Text shown:
════════════════

Etiology of Sixth Cranial Nerve Palsy

Sixth cranial (abducens) nerve palsy results from the following:

Cavernous sinus lesions may be due to thrombosis, infection, nasopharyngeal tumor, or an aneurysm.

Children with an upper respiratory infection may have recurrent palsy (1).

However, the cause of an isolated sixth cranial nerve palsy is often not identified.

Etiology reference

  1. 1. Hanna FA, Jabaly-Habib H, Halachmi-Eyal O, Hujierat M, Sakran W, Spiegel R. Sixth Nerve Palsy in Children Etiology, Long-Term Course, and a Diagnostic Algorithm. J Child Neurol. 2022;37(4):281-287. doi:10.1177/08830738211035912

Symptoms and Signs of Sixth Cranial Nerve Palsy

Symptoms of sixth cranial nerve palsy include binocular horizontal diplopia when looking to the side of the paretic eye. Because the tonic action of the medial rectus muscle is unopposed, the eye is slightly adducted when the patient looks straight ahead. The eye abducts sluggishly, and even when abduction is maximal, the lateral sclera is exposed. With complete paralysis, the eye cannot abduct past midline.

════════════════

(Recorded data)
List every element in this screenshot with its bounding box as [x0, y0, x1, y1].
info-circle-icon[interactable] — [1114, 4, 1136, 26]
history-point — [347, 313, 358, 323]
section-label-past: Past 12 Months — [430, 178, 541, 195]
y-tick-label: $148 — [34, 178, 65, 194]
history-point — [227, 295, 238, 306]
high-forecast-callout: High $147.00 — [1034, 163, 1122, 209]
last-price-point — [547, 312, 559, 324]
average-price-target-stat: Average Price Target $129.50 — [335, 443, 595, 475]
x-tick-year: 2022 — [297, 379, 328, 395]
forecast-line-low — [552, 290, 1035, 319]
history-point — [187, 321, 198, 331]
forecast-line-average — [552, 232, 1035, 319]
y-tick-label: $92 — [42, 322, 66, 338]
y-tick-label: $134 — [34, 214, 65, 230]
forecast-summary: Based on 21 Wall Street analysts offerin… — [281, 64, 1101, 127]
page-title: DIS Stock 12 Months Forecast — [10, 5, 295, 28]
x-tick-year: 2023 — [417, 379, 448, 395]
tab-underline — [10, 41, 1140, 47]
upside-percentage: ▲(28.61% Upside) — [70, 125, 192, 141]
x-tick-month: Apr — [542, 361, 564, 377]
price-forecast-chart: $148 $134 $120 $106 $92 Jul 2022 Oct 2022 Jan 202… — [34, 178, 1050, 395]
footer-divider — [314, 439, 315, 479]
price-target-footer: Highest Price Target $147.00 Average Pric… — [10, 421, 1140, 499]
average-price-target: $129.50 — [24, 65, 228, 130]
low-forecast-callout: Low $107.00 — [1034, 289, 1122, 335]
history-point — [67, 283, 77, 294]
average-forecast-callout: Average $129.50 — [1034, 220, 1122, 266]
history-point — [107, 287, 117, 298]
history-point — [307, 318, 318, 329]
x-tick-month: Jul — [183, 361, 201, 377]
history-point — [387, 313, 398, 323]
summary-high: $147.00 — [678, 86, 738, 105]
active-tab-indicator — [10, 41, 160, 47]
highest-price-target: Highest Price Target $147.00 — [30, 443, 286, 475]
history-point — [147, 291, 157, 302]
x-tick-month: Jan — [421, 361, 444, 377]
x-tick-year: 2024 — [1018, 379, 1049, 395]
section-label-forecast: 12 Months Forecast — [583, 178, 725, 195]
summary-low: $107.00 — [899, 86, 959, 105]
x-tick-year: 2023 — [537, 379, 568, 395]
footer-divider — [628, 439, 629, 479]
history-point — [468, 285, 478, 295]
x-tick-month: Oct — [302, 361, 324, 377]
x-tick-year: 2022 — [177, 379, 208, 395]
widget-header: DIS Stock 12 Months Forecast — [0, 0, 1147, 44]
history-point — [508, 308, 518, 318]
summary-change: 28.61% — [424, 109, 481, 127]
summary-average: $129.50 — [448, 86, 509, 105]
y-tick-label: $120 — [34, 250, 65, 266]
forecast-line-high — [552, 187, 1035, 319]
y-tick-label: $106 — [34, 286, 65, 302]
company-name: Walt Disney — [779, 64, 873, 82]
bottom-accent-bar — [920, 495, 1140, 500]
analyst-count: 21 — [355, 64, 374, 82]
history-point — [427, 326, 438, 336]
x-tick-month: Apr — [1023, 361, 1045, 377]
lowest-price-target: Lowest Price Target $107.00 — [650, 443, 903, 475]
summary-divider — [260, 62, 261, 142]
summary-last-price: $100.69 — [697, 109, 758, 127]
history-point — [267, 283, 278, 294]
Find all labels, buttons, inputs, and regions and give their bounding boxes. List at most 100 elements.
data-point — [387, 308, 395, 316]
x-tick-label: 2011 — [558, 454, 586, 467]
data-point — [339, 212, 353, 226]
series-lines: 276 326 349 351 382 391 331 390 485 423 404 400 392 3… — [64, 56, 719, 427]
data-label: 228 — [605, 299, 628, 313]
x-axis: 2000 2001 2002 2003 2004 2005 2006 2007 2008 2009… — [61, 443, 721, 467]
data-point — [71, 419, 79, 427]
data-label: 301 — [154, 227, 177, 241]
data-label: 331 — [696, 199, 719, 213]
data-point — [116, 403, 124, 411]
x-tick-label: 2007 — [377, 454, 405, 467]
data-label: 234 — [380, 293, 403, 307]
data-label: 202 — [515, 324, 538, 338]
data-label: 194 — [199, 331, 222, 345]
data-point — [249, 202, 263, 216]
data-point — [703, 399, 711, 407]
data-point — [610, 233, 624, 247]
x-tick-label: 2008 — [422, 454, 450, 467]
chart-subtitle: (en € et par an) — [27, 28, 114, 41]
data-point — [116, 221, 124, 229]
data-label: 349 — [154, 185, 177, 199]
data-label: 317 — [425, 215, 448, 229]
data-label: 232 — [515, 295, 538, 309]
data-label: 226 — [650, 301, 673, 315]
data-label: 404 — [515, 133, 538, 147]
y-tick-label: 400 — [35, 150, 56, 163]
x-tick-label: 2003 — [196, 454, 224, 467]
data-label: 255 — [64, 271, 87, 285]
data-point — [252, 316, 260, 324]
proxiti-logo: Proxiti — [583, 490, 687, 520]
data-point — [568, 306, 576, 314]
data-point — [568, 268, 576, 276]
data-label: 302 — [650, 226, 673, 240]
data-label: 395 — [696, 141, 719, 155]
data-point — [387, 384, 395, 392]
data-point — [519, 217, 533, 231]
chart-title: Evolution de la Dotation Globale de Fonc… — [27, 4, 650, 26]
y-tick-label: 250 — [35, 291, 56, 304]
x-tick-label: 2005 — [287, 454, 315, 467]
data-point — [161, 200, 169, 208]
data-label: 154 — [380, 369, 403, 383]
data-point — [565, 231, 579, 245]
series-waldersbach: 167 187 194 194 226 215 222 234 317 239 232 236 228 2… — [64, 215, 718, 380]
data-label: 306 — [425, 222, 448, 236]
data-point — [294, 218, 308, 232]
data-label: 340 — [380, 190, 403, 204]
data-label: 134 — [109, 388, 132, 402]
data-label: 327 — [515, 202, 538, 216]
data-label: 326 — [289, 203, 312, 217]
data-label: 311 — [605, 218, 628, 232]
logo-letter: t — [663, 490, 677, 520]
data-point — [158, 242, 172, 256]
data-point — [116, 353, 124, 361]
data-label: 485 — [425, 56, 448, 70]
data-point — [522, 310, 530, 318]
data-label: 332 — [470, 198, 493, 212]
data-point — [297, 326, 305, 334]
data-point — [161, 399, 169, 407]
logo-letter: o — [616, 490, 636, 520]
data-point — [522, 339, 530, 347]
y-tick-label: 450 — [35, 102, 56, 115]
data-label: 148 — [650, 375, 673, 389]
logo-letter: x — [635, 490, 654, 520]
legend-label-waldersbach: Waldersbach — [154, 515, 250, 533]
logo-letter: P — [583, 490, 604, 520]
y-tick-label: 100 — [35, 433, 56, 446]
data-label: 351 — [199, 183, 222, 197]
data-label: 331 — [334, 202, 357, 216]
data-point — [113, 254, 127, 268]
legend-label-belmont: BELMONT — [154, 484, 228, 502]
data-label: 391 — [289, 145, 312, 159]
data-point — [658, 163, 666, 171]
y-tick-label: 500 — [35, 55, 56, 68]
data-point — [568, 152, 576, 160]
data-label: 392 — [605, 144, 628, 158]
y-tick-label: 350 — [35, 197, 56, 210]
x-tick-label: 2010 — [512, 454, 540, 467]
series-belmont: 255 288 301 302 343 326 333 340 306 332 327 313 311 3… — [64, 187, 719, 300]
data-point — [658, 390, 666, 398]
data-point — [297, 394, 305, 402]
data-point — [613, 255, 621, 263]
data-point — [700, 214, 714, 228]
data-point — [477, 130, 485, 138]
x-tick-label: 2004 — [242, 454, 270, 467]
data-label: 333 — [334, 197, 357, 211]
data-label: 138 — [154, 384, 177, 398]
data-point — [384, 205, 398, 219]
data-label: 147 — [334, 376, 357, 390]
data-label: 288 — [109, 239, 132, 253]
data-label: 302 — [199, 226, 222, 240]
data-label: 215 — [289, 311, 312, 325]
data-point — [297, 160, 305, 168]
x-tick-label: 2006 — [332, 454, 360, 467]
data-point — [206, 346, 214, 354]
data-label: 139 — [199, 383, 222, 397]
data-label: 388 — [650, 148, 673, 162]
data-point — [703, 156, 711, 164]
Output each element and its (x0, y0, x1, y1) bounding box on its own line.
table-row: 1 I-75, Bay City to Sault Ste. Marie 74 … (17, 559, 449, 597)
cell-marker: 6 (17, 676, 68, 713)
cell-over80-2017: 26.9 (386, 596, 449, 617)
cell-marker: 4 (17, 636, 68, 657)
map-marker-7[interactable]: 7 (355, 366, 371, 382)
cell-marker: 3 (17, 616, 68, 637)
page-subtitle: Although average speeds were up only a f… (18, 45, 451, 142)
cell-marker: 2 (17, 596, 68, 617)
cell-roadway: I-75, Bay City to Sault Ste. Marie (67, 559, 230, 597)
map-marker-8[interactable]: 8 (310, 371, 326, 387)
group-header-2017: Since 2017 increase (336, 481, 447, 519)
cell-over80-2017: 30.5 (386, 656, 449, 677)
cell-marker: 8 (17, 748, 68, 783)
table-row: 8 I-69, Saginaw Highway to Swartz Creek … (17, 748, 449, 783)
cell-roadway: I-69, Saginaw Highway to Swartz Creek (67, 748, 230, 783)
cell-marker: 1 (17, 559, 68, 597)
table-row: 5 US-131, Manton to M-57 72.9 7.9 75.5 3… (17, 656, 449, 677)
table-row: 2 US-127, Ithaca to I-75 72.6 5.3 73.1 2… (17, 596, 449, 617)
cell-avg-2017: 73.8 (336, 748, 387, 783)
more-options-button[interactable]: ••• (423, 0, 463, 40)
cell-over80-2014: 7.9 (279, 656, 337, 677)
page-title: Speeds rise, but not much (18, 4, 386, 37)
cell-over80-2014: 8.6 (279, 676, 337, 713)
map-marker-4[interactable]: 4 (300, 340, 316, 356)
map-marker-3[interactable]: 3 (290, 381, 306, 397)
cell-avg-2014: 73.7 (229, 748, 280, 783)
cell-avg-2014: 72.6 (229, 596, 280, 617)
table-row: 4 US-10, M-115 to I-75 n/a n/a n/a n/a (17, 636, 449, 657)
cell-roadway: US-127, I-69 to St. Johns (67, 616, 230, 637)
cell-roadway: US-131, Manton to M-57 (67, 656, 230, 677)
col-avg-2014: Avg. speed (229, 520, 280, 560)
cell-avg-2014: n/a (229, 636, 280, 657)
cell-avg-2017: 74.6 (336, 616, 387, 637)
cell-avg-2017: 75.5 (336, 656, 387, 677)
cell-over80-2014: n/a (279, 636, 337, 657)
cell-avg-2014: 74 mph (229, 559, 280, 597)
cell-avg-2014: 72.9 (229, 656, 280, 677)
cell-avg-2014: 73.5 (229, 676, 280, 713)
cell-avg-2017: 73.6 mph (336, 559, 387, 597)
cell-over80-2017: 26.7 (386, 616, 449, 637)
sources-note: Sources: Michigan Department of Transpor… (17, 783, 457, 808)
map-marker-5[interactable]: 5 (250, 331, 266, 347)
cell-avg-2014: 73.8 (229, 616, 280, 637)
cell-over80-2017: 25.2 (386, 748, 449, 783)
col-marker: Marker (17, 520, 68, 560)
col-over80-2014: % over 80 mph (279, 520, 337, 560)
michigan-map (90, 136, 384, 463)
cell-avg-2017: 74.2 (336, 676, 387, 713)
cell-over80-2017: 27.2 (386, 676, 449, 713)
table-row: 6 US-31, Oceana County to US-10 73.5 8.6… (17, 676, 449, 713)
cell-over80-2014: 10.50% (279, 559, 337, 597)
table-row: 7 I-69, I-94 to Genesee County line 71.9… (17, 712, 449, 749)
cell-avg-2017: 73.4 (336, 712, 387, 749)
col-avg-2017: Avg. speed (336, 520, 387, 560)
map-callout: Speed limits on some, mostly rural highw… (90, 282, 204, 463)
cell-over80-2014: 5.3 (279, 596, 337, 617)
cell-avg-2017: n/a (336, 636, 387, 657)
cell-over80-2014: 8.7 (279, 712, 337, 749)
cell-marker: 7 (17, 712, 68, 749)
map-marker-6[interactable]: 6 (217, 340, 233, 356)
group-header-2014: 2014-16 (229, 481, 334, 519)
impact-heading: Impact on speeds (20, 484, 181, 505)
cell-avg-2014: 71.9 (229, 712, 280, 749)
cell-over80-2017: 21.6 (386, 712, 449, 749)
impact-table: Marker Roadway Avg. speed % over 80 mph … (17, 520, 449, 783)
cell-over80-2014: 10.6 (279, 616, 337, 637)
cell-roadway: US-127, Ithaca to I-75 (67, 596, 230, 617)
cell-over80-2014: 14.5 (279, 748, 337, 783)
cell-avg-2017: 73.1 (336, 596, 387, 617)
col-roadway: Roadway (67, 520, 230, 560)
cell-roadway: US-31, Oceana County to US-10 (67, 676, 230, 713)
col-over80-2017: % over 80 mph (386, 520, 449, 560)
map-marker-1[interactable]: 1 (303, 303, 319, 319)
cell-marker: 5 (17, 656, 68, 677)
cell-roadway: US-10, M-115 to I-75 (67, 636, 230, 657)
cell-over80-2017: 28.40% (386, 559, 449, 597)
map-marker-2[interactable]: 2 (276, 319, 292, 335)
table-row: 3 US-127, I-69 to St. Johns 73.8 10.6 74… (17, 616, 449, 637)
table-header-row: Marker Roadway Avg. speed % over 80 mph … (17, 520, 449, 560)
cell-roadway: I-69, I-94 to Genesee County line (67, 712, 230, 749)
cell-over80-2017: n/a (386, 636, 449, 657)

════════════════

Using the information:
a) Name every possible cause of cavernous sinus lesions that the text on sixth cranial nerve palsy gives.
b) Carry the text on sixth cranial nerve palsy forward from its last sentence.

Answer set:
a) Thrombosis, infection, nasopharyngeal tumor, and an aneurysm.

b)
Palsy resulting from a cavernous sinus lesion can cause severe head pain, chemosis (conjunctival edema), anesthesia in the distribution of the first and second division of the fifth cranial nerve, and paralysis of the third, fourth, and sixth cranial nerves. Both sides may be affected, although unevenly.

Diagnosis of Sixth Cranial Nerve Palsy

  • History and physical examination

  • MRI (or CT)

  • If vasculitis is suspected, evaluation for systemic inflammation, including C-reactive protein (CRP), erythrocyte sedimentation rate (ESR), antinuclear antibodies, and rheumatoid factor

A sixth nerve palsy is usually obvious, but the cause is not. If retinal venous pulsations are seen during ophthalmoscopy, increased ICP is unlikely.

CT is often done because it is often immediately available. However, MRI is the test of choice; MRI provides greater resolution of the orbits, cavernous sinus, posterior fossa, and cranial nerves. If imaging results are normal but meningitis or benign intracranial hypertension is suspected, lumbar puncture is done.

If vasculitis is suspected clinically, evaluation begins with measurement of CRP, ESR, antinuclear antibodies, and rheumatoid factor.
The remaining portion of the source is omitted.